Exercise prompt
Arrange the records below as a Markdown table with the columns "No." and "Entry". Number each row, and omit any blank lines.

::::::::

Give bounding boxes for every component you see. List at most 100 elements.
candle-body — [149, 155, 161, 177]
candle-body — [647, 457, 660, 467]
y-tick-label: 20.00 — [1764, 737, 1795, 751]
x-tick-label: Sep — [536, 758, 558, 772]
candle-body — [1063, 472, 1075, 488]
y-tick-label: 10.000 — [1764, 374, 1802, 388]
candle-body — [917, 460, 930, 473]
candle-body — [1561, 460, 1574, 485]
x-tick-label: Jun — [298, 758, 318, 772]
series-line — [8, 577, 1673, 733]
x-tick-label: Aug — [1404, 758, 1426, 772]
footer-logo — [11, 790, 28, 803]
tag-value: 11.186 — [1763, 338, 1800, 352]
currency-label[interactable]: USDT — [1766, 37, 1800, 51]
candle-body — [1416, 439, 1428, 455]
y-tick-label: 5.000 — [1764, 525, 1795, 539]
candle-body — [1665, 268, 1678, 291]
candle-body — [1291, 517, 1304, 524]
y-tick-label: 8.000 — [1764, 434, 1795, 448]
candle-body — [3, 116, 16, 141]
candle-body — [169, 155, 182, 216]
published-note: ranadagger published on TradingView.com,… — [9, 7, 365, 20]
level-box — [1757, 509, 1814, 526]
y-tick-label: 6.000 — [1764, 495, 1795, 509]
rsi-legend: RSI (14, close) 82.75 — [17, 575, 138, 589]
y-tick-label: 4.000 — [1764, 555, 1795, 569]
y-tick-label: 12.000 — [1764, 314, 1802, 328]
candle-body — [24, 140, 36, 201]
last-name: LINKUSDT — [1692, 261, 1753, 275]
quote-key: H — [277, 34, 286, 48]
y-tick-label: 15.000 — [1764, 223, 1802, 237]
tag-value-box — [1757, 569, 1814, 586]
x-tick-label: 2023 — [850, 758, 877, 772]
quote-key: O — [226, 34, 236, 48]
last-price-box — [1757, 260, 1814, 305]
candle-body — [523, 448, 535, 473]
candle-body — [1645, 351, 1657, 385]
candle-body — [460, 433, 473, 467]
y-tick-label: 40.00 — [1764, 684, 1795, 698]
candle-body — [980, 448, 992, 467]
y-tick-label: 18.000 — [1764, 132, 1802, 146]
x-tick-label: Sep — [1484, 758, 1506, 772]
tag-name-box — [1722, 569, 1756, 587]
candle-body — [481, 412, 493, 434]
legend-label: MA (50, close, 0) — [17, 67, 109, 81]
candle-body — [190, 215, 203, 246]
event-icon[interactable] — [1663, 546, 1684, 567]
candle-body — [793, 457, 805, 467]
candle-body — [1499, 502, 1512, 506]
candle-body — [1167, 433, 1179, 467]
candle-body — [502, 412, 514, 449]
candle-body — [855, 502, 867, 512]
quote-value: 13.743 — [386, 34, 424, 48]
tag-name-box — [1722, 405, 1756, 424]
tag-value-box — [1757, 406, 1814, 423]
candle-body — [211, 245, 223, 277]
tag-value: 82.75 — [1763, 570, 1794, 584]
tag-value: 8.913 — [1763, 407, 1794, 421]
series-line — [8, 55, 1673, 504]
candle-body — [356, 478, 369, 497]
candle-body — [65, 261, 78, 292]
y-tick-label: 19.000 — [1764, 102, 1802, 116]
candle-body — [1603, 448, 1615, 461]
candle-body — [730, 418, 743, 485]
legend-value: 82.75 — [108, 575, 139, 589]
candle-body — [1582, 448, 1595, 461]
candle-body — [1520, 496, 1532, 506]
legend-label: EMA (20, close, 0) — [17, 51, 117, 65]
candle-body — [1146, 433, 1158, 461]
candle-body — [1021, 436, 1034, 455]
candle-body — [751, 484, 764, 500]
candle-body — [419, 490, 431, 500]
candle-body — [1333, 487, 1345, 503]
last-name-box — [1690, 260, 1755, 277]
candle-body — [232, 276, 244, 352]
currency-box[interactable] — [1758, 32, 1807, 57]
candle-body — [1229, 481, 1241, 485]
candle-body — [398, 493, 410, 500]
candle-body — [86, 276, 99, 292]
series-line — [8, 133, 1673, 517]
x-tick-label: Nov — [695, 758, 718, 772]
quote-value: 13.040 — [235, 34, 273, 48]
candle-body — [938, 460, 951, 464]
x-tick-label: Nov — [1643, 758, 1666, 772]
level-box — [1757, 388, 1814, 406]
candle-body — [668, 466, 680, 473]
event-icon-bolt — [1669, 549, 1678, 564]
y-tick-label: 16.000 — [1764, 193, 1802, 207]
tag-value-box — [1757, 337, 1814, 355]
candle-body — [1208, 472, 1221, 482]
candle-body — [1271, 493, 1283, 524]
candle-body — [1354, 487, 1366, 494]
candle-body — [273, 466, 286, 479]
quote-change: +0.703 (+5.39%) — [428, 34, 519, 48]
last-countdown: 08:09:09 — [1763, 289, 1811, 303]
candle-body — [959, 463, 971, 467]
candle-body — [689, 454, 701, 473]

::::::::

Answer to this task
| No. | Entry |
|---|---|
| 1 | Give bounding boxes for every component you see. List at most 100 elements. |
| 2 | candle-body — [149, 155, 161, 177] |
| 3 | candle-body — [647, 457, 660, 467] |
| 4 | y-tick-label: 20.00 — [1764, 737, 1795, 751] |
| 5 | x-tick-label: Sep — [536, 758, 558, 772] |
| 6 | candle-body — [1063, 472, 1075, 488] |
| 7 | y-tick-label: 10.000 — [1764, 374, 1802, 388] |
| 8 | candle-body — [917, 460, 930, 473] |
| 9 | candle-body — [1561, 460, 1574, 485] |
| 10 | x-tick-label: Jun — [298, 758, 318, 772] |
| 11 | series-line — [8, 577, 1673, 733] |
| 12 | x-tick-label: Aug — [1404, 758, 1426, 772] |
| 13 | footer-logo — [11, 790, 28, 803] |
| 14 | tag-value: 11.186 — [1763, 338, 1800, 352] |
| 15 | currency-label[interactable]: USDT — [1766, 37, 1800, 51] |
| 16 | candle-body — [1416, 439, 1428, 455] |
| 17 | y-tick-label: 5.000 — [1764, 525, 1795, 539] |
| 18 | candle-body — [1665, 268, 1678, 291] |
| 19 | candle-body — [1291, 517, 1304, 524] |
| 20 | y-tick-label: 8.000 — [1764, 434, 1795, 448] |
| 21 | candle-body — [3, 116, 16, 141] |
| 22 | candle-body — [169, 155, 182, 216] |
| 23 | published-note: ranadagger published on TradingView.com,… — [9, 7, 365, 20] |
| 24 | level-box — [1757, 509, 1814, 526] |
| 25 | y-tick-label: 6.000 — [1764, 495, 1795, 509] |
| 26 | rsi-legend: RSI (14, close) 82.75 — [17, 575, 138, 589] |
| 27 | y-tick-label: 4.000 — [1764, 555, 1795, 569] |
| 28 | y-tick-label: 12.000 — [1764, 314, 1802, 328] |
| 29 | candle-body — [24, 140, 36, 201] |
| 30 | last-name: LINKUSDT — [1692, 261, 1753, 275] |
| 31 | quote-key: H — [277, 34, 286, 48] |
| 32 | y-tick-label: 15.000 — [1764, 223, 1802, 237] |
| 33 | tag-value-box — [1757, 569, 1814, 586] |
| 34 | x-tick-label: 2023 — [850, 758, 877, 772] |
| 35 | quote-key: O — [226, 34, 236, 48] |
| 36 | last-price-box — [1757, 260, 1814, 305] |
| 37 | candle-body — [523, 448, 535, 473] |
| 38 | candle-body — [1645, 351, 1657, 385] |
| 39 | candle-body — [460, 433, 473, 467] |
| 40 | y-tick-label: 40.00 — [1764, 684, 1795, 698] |
| 41 | candle-body — [980, 448, 992, 467] |
| 42 | y-tick-label: 18.000 — [1764, 132, 1802, 146] |
| 43 | x-tick-label: Sep — [1484, 758, 1506, 772] |
| 44 | tag-name-box — [1722, 569, 1756, 587] |
| 45 | candle-body — [481, 412, 493, 434] |
| 46 | legend-label: MA (50, close, 0) — [17, 67, 109, 81] |
| 47 | candle-body — [190, 215, 203, 246] |
| 48 | event-icon[interactable] — [1663, 546, 1684, 567] |
| 49 | candle-body — [793, 457, 805, 467] |
| 50 | candle-body — [1499, 502, 1512, 506] |
| 51 | candle-body — [1167, 433, 1179, 467] |
| 52 | candle-body — [502, 412, 514, 449] |
| 53 | candle-body — [855, 502, 867, 512] |
| 54 | quote-value: 13.743 — [386, 34, 424, 48] |
| 55 | tag-name-box — [1722, 405, 1756, 424] |
| 56 | tag-value-box — [1757, 406, 1814, 423] |
| 57 | candle-body — [211, 245, 223, 277] |
| 58 | tag-value: 82.75 — [1763, 570, 1794, 584] |
| 59 | tag-value: 8.913 — [1763, 407, 1794, 421] |
| 60 | series-line — [8, 55, 1673, 504] |
| 61 | candle-body — [356, 478, 369, 497] |
| 62 | candle-body — [65, 261, 78, 292] |
| 63 | y-tick-label: 19.000 — [1764, 102, 1802, 116] |
| 64 | candle-body — [1603, 448, 1615, 461] |
| 65 | candle-body — [730, 418, 743, 485] |
| 66 | legend-value: 82.75 — [108, 575, 139, 589] |
| 67 | candle-body — [1582, 448, 1595, 461] |
| 68 | candle-body — [1520, 496, 1532, 506] |
| 69 | legend-label: EMA (20, close, 0) — [17, 51, 117, 65] |
| 70 | candle-body — [1146, 433, 1158, 461] |
| 71 | candle-body — [1021, 436, 1034, 455] |
| 72 | candle-body — [751, 484, 764, 500] |
| 73 | candle-body — [419, 490, 431, 500] |
| 74 | candle-body — [1333, 487, 1345, 503] |
| 75 | last-name-box — [1690, 260, 1755, 277] |
| 76 | candle-body — [232, 276, 244, 352] |
| 77 | currency-box[interactable] — [1758, 32, 1807, 57] |
| 78 | candle-body — [1229, 481, 1241, 485] |
| 79 | candle-body — [398, 493, 410, 500] |
| 80 | candle-body — [86, 276, 99, 292] |
| 81 | series-line — [8, 133, 1673, 517] |
| 82 | x-tick-label: Nov — [695, 758, 718, 772] |
| 83 | quote-value: 13.040 — [235, 34, 273, 48] |
| 84 | candle-body — [938, 460, 951, 464] |
| 85 | x-tick-label: Nov — [1643, 758, 1666, 772] |
| 86 | level-box — [1757, 388, 1814, 406] |
| 87 | candle-body — [668, 466, 680, 473] |
| 88 | event-icon-bolt — [1669, 549, 1678, 564] |
| 89 | y-tick-label: 16.000 — [1764, 193, 1802, 207] |
| 90 | tag-value-box — [1757, 337, 1814, 355] |
| 91 | candle-body — [1208, 472, 1221, 482] |
| 92 | candle-body — [1271, 493, 1283, 524] |
| 93 | candle-body — [1354, 487, 1366, 494] |
| 94 | candle-body — [273, 466, 286, 479] |
| 95 | quote-change: +0.703 (+5.39%) — [428, 34, 519, 48] |
| 96 | last-countdown: 08:09:09 — [1763, 289, 1811, 303] |
| 97 | candle-body — [959, 463, 971, 467] |
| 98 | candle-body — [689, 454, 701, 473] |